## START MATERIAL PROVIDED
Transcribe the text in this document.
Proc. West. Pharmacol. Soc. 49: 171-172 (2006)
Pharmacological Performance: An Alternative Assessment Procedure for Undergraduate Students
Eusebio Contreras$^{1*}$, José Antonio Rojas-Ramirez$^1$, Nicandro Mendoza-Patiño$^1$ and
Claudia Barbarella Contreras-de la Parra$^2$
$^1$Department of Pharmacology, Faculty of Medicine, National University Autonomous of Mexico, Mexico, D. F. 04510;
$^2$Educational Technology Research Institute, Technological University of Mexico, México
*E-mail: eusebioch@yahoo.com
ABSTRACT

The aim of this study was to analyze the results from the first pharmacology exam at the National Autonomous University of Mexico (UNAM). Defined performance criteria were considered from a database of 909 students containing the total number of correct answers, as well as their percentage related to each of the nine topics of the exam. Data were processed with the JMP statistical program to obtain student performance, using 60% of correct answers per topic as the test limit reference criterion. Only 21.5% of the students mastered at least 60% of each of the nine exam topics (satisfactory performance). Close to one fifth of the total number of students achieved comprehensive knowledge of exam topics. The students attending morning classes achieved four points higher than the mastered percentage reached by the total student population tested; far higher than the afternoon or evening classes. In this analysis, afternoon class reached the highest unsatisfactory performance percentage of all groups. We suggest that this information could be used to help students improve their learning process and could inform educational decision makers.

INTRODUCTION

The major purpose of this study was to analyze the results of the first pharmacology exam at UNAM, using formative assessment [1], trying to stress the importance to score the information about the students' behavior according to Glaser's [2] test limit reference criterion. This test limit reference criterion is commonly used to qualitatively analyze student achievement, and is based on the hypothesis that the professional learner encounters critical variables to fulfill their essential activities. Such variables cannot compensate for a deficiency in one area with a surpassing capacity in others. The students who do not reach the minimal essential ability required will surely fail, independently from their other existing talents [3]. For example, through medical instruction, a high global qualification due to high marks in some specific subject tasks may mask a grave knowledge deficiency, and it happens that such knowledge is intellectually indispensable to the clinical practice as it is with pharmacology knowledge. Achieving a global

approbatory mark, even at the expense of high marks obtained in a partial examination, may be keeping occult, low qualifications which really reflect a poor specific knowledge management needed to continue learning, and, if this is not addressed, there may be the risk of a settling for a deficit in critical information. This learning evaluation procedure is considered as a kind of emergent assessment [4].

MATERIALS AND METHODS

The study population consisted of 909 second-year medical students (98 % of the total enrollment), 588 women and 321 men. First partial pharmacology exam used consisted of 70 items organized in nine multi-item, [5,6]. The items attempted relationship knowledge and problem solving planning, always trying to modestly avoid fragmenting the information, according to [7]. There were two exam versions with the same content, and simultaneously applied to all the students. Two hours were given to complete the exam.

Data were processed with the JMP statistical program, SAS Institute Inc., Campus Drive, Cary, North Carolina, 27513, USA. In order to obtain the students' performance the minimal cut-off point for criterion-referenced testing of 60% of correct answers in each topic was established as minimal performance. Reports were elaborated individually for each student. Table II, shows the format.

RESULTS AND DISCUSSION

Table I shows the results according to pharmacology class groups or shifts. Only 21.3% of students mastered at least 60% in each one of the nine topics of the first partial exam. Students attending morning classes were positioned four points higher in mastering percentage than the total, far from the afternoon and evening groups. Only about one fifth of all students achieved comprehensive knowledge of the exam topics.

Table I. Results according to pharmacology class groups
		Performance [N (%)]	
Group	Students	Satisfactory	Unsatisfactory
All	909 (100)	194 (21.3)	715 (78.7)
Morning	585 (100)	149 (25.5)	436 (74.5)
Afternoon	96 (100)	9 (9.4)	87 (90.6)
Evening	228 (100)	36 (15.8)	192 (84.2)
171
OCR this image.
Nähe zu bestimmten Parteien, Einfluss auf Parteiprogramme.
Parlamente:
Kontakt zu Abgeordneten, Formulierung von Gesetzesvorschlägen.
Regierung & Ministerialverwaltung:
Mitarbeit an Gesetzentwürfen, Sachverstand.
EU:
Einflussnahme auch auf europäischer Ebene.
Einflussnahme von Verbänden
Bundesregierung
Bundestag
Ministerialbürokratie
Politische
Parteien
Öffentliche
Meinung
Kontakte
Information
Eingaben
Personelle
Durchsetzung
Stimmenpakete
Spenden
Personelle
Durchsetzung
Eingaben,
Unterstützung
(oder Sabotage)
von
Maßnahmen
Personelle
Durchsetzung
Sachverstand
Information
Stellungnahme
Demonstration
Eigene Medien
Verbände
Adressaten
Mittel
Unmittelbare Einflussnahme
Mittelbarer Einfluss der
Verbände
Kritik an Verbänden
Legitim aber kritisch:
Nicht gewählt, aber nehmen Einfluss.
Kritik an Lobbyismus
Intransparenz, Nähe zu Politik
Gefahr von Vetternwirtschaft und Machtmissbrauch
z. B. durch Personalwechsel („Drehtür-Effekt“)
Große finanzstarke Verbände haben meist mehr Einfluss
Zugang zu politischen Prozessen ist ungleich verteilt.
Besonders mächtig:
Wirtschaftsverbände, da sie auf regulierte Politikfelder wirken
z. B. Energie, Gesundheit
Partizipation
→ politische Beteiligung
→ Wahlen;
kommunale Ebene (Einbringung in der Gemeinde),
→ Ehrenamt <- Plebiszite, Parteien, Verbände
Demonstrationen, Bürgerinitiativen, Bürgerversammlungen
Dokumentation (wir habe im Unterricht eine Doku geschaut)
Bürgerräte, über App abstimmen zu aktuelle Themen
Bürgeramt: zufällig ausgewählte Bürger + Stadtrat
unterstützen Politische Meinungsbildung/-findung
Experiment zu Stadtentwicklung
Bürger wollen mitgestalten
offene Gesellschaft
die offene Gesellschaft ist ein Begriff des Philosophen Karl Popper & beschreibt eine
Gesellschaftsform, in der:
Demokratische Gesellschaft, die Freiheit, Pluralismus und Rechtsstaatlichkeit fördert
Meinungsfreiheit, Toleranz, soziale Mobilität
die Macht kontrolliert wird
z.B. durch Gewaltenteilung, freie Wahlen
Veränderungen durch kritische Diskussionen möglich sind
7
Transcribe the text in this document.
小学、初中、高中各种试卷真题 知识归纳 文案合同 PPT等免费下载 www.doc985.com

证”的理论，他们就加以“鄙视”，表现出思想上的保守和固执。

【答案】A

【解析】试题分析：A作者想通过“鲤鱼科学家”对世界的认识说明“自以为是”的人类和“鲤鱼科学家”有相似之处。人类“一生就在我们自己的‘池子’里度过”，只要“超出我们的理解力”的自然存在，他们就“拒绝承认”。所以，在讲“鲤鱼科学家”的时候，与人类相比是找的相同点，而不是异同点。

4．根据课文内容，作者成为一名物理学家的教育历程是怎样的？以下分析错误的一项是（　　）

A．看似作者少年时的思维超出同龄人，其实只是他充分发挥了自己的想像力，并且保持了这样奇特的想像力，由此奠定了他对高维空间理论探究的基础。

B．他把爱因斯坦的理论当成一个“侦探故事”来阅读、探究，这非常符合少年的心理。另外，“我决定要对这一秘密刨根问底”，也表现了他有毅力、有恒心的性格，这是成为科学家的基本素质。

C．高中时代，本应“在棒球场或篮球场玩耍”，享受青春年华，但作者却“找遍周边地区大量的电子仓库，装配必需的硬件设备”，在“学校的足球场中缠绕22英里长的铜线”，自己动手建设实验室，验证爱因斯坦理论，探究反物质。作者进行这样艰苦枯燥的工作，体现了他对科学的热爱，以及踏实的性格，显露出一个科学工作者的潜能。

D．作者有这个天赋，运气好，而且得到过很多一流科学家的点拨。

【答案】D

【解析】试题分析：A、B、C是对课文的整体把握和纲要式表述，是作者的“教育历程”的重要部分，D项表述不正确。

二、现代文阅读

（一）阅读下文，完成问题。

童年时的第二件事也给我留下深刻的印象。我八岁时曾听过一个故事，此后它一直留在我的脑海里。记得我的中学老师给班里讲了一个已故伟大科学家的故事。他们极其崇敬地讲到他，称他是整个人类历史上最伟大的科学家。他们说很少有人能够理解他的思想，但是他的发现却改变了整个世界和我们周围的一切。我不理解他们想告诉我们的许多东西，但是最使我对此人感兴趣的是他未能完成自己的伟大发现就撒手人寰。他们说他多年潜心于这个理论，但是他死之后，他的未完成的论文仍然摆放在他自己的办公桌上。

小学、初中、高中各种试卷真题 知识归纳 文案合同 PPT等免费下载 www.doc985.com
## END MATERIAL PROVIDED
Identify all lines where the word "Parteien" shows up. Copy them.

Nähe zu bestimmten Parteien, Einfluss auf Parteiprogramme.
Parteien
→ Ehrenamt <- Plebiszite, Parteien, Verbände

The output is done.